◆ What this task involves
Go through the data below. Pull out every line that has the word "name".

◆ Dataset records

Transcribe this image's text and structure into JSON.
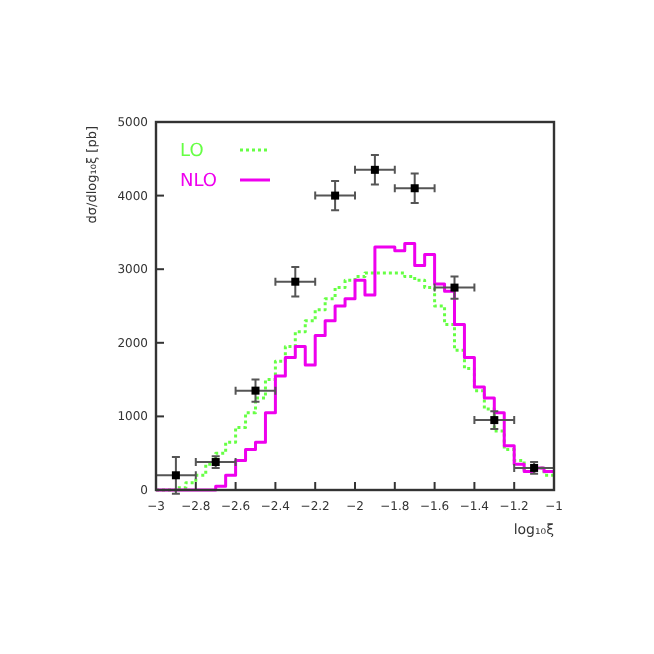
{
  "chart_data": {
    "type": "histogram",
    "xlabel": "log₁₀ξ",
    "ylabel": "dσ/dlog₁₀ξ [pb]",
    "xlim": [
      -3,
      -1
    ],
    "xticks": [
      -3,
      -2.8,
      -2.6,
      -2.4,
      -2.2,
      -2,
      -1.8,
      -1.6,
      -1.4,
      -1.2,
      -1
    ],
    "ylim": [
      0,
      5000
    ],
    "yticks": [
      0,
      1000,
      2000,
      3000,
      4000,
      5000
    ],
    "grid": false,
    "legend": "top left",
    "bins": [
      -3,
      -2.95,
      -2.9,
      -2.85,
      -2.8,
      -2.75,
      -2.7,
      -2.65,
      -2.6,
      -2.55,
      -2.5,
      -2.45,
      -2.4,
      -2.35,
      -2.3,
      -2.25,
      -2.2,
      -2.15,
      -2.1,
      -2.05,
      -2,
      -1.95,
      -1.9,
      -1.85,
      -1.8,
      -1.75,
      -1.7,
      -1.65,
      -1.6,
      -1.55,
      -1.5,
      -1.45,
      -1.4,
      -1.35,
      -1.3,
      -1.25,
      -1.2,
      -1.15,
      -1.1,
      -1.05,
      -1
    ],
    "series": [
      {
        "name": "LO",
        "color": "#66ff44",
        "line_style": "dotted",
        "values": [
          0,
          0,
          30,
          100,
          200,
          350,
          500,
          650,
          850,
          1050,
          1250,
          1500,
          1750,
          1950,
          2150,
          2300,
          2450,
          2600,
          2750,
          2850,
          2900,
          2950,
          2950,
          2950,
          2950,
          2900,
          2850,
          2750,
          2500,
          2250,
          1900,
          1650,
          1350,
          1100,
          800,
          550,
          400,
          250,
          300,
          200
        ]
      },
      {
        "name": "NLO",
        "color": "#ee00ee",
        "line_style": "solid",
        "values": [
          0,
          0,
          0,
          0,
          0,
          0,
          50,
          200,
          400,
          550,
          650,
          1050,
          1550,
          1800,
          1950,
          1700,
          2100,
          2300,
          2500,
          2600,
          2850,
          2650,
          3300,
          3300,
          3250,
          3350,
          3050,
          3200,
          2800,
          2700,
          2250,
          1800,
          1400,
          1250,
          1050,
          600,
          350,
          250,
          300,
          250
        ]
      },
      {
        "type": "scatter",
        "color": "#000000",
        "marker": "square",
        "x": [
          -2.9,
          -2.7,
          -2.5,
          -2.3,
          -2.1,
          -1.9,
          -1.7,
          -1.5,
          -1.3,
          -1.1
        ],
        "values": [
          200,
          380,
          1350,
          2830,
          4000,
          4350,
          4100,
          2750,
          950,
          300
        ],
        "errors": [
          250,
          80,
          150,
          200,
          200,
          200,
          200,
          150,
          120,
          80
        ],
        "xerrors": [
          0.1,
          0.1,
          0.1,
          0.1,
          0.1,
          0.1,
          0.1,
          0.1,
          0.1,
          0.1
        ]
      }
    ]
  }
}
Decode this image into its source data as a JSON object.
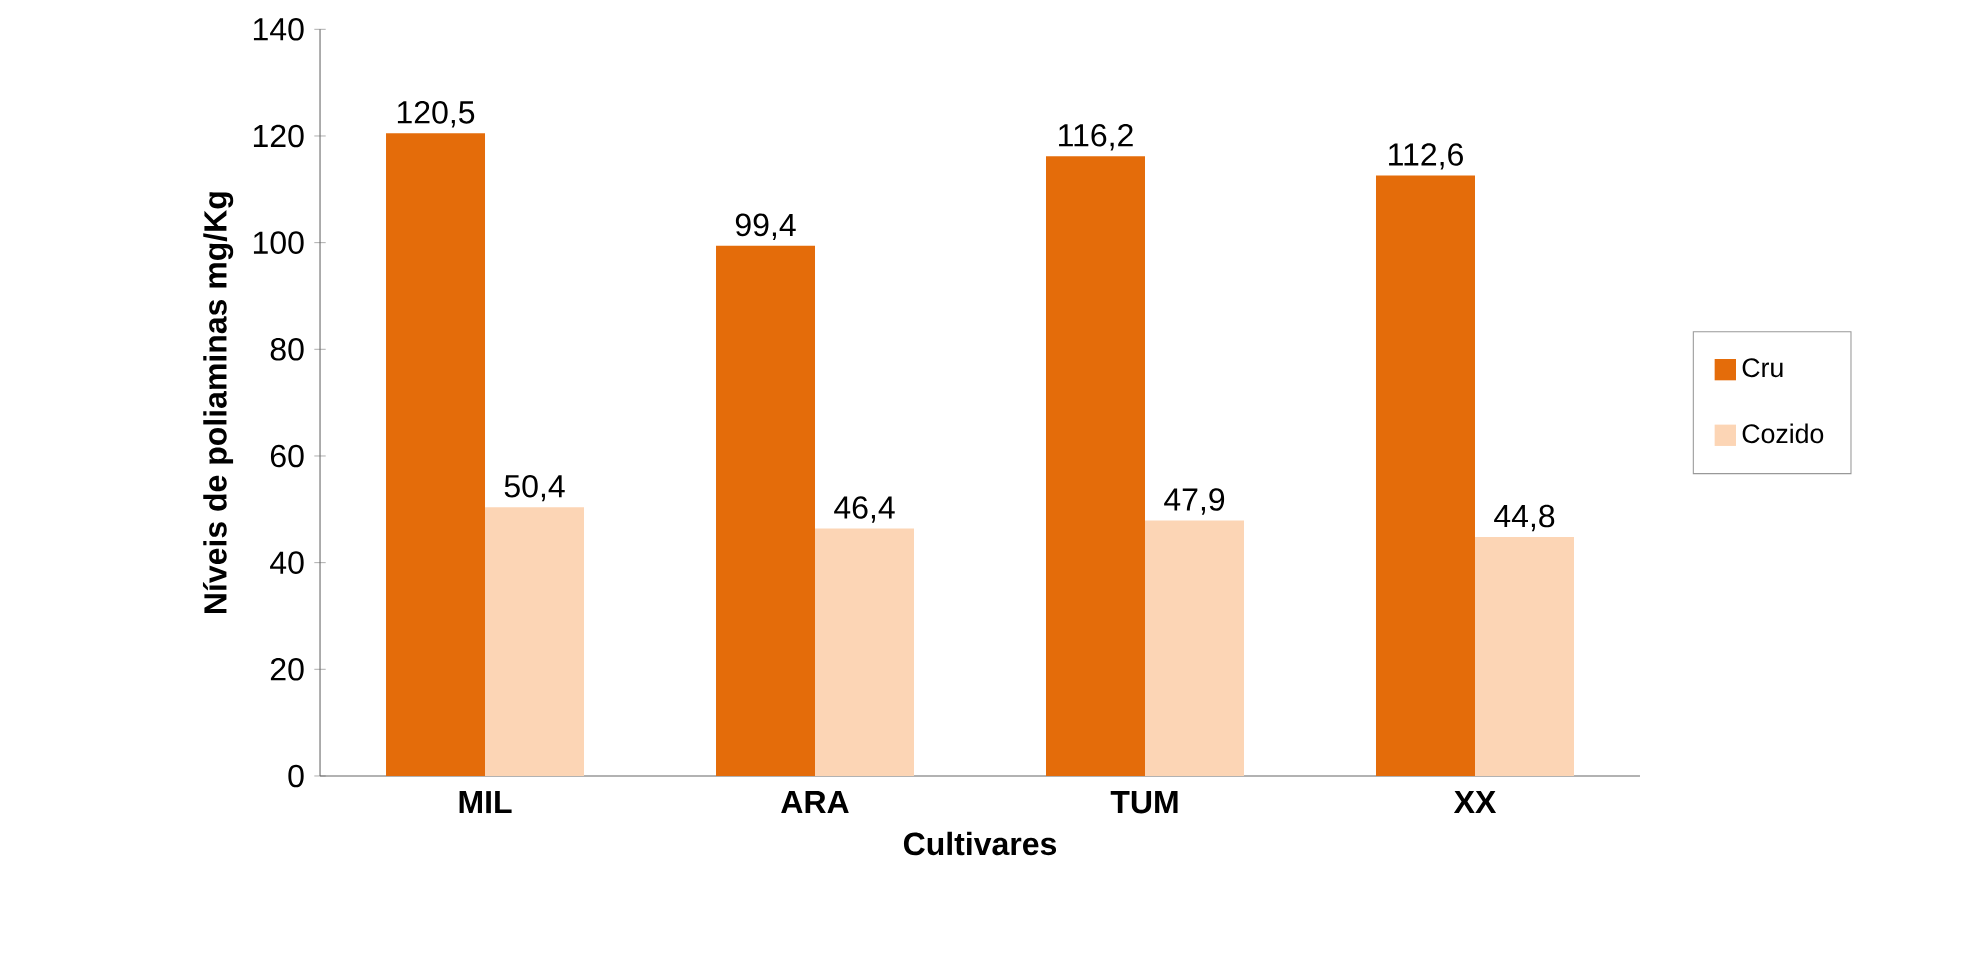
{
  "chart_data": {
    "type": "bar",
    "xlabel": "Cultivares",
    "ylabel": "Níveis de poliaminas  mg/Kg",
    "categories": [
      "MIL",
      "ARA",
      "TUM",
      "XX"
    ],
    "series": [
      {
        "name": "Cru",
        "color": "#e46c0a",
        "values": [
          120.5,
          99.4,
          116.2,
          112.6
        ],
        "value_labels": [
          "120,5",
          "99,4",
          "116,2",
          "112,6"
        ]
      },
      {
        "name": "Cozido",
        "color": "#fcd5b5",
        "values": [
          50.4,
          46.4,
          47.9,
          44.8
        ],
        "value_labels": [
          "50,4",
          "46,4",
          "47,9",
          "44,8"
        ]
      }
    ],
    "ylim": [
      0,
      140
    ],
    "yticks": [
      0,
      20,
      40,
      60,
      80,
      100,
      120,
      140
    ],
    "legend": "right"
  }
}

◆ Final answer
        "name": "LO",
        "name": "NLO",
        "name": "Cru",
        "name": "Cozido",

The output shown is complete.